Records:
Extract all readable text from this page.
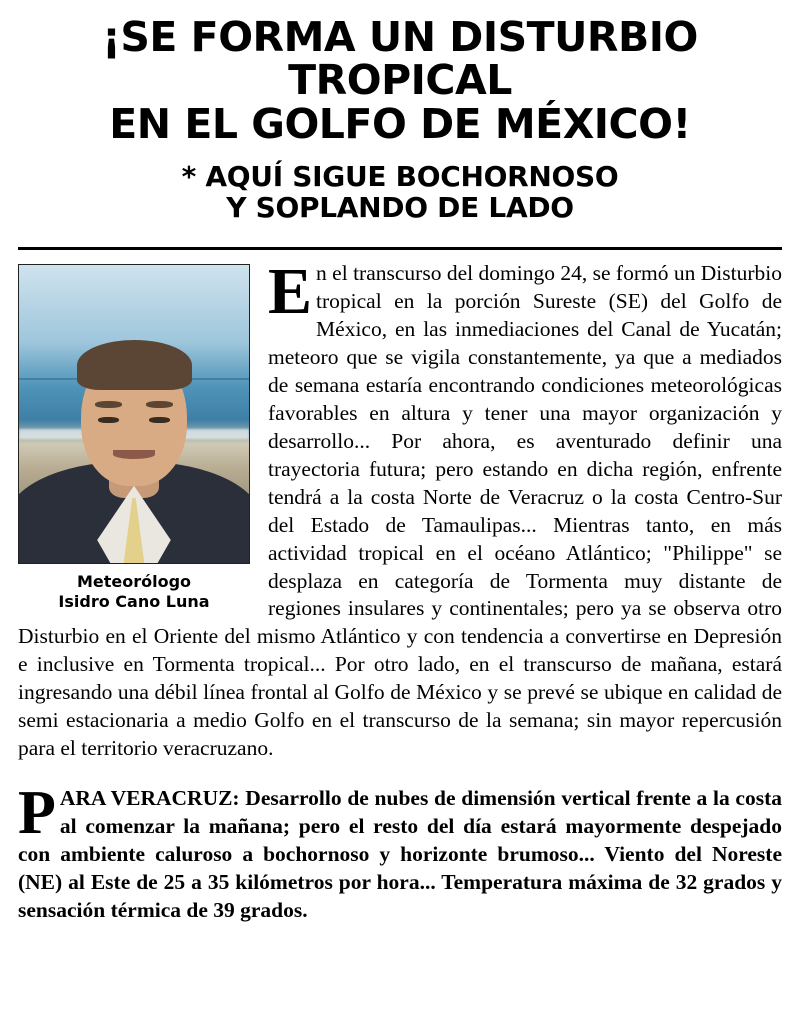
¡SE FORMA UN DISTURBIO TROPICAL
EN EL GOLFO DE MÉXICO!
* AQUÍ SIGUE BOCHORNOSO
Y SOPLANDO DE LADO
Meteorólogo
Isidro Cano Luna

En el transcurso del domingo 24, se formó un Disturbio tropical en la porción Sureste (SE) del Golfo de México, en las inmediaciones del Canal de Yucatán; meteoro que se vigila constantemente, ya que a mediados de semana estaría encontrando condiciones meteorológicas favorables en altura y tener una mayor organización y desarrollo... Por ahora, es aventurado definir una trayectoria futura; pero estando en dicha región, enfrente tendrá a la costa Norte de Veracruz o la costa Centro-Sur del Estado de Tamaulipas... Mientras tanto, en más actividad tropical en el océano Atlántico; "Philippe" se desplaza en categoría de Tormenta muy distante de regiones insulares y continentales; pero ya se observa otro Disturbio en el Oriente del mismo Atlántico y con tendencia a convertirse en Depresión e inclusive en Tormenta tropical... Por otro lado, en el transcurso de mañana, estará ingresando una débil línea frontal al Golfo de México y se prevé se ubique en calidad de semi estacionaria a medio Golfo en el transcurso de la semana; sin mayor repercusión para el territorio veracruzano.

PARA VERACRUZ: Desarrollo de nubes de dimensión vertical frente a la costa al comenzar la mañana; pero el resto del día estará mayormente despejado con ambiente caluroso a bochornoso y horizonte brumoso... Viento del Noreste (NE) al Este de 25 a 35 kilómetros por hora... Temperatura máxima de 32 grados y sensación térmica de 39 grados.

TASK STATEMENT:
Pictures don't belong in the copy. Restate all the entries exactly.

WRITTEN ANSWER:
Extract all readable text from this page.
¡SE FORMA UN DISTURBIO TROPICAL
EN EL GOLFO DE MÉXICO!
* AQUÍ SIGUE BOCHORNOSO
Y SOPLANDO DE LADO
Meteorólogo
Isidro Cano Luna

En el transcurso del domingo 24, se formó un Disturbio tropical en la porción Sureste (SE) del Golfo de México, en las inmediaciones del Canal de Yucatán; meteoro que se vigila constantemente, ya que a mediados de semana estaría encontrando condiciones meteorológicas favorables en altura y tener una mayor organización y desarrollo... Por ahora, es aventurado definir una trayectoria futura; pero estando en dicha región, enfrente tendrá a la costa Norte de Veracruz o la costa Centro-Sur del Estado de Tamaulipas... Mientras tanto, en más actividad tropical en el océano Atlántico; "Philippe" se desplaza en categoría de Tormenta muy distante de regiones insulares y continentales; pero ya se observa otro Disturbio en el Oriente del mismo Atlántico y con tendencia a convertirse en Depresión e inclusive en Tormenta tropical... Por otro lado, en el transcurso de mañana, estará ingresando una débil línea frontal al Golfo de México y se prevé se ubique en calidad de semi estacionaria a medio Golfo en el transcurso de la semana; sin mayor repercusión para el territorio veracruzano.

PARA VERACRUZ: Desarrollo de nubes de dimensión vertical frente a la costa al comenzar la mañana; pero el resto del día estará mayormente despejado con ambiente caluroso a bochornoso y horizonte brumoso... Viento del Noreste (NE) al Este de 25 a 35 kilómetros por hora... Temperatura máxima de 32 grados y sensación térmica de 39 grados.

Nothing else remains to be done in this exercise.